-- START MATERIAL SUPPLIED --

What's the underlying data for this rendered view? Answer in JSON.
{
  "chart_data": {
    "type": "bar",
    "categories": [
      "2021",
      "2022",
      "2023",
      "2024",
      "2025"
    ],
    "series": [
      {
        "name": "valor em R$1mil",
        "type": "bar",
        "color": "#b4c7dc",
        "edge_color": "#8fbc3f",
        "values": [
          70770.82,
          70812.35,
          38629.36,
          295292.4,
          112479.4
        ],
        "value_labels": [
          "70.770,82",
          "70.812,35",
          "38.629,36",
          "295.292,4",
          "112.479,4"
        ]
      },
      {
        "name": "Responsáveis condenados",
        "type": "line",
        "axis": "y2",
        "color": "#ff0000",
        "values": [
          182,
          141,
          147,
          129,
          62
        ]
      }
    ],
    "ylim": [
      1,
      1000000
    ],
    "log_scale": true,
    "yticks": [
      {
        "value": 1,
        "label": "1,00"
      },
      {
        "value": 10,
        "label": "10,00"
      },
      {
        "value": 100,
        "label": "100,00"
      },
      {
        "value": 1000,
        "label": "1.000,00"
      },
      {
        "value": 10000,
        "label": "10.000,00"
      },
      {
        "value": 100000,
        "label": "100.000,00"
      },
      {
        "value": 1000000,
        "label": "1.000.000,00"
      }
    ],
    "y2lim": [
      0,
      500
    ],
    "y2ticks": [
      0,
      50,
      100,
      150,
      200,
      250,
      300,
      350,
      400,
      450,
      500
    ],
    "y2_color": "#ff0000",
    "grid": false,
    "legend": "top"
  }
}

-- END MATERIAL SUPPLIED --

WRITTEN INSTRUCTION
Without omitting anything, output the entries exactly.

FINAL RESULT
What's the underlying data for this rendered view? Answer in JSON.
{
  "chart_data": {
    "type": "bar",
    "categories": [
      "2021",
      "2022",
      "2023",
      "2024",
      "2025"
    ],
    "series": [
      {
        "name": "valor em R$1mil",
        "type": "bar",
        "color": "#b4c7dc",
        "edge_color": "#8fbc3f",
        "values": [
          70770.82,
          70812.35,
          38629.36,
          295292.4,
          112479.4
        ],
        "value_labels": [
          "70.770,82",
          "70.812,35",
          "38.629,36",
          "295.292,4",
          "112.479,4"
        ]
      },
      {
        "name": "Responsáveis condenados",
        "type": "line",
        "axis": "y2",
        "color": "#ff0000",
        "values": [
          182,
          141,
          147,
          129,
          62
        ]
      }
    ],
    "ylim": [
      1,
      1000000
    ],
    "log_scale": true,
    "yticks": [
      {
        "value": 1,
        "label": "1,00"
      },
      {
        "value": 10,
        "label": "10,00"
      },
      {
        "value": 100,
        "label": "100,00"
      },
      {
        "value": 1000,
        "label": "1.000,00"
      },
      {
        "value": 10000,
        "label": "10.000,00"
      },
      {
        "value": 100000,
        "label": "100.000,00"
      },
      {
        "value": 1000000,
        "label": "1.000.000,00"
      }
    ],
    "y2lim": [
      0,
      500
    ],
    "y2ticks": [
      0,
      50,
      100,
      150,
      200,
      250,
      300,
      350,
      400,
      450,
      500
    ],
    "y2_color": "#ff0000",
    "grid": false,
    "legend": "top"
  }
}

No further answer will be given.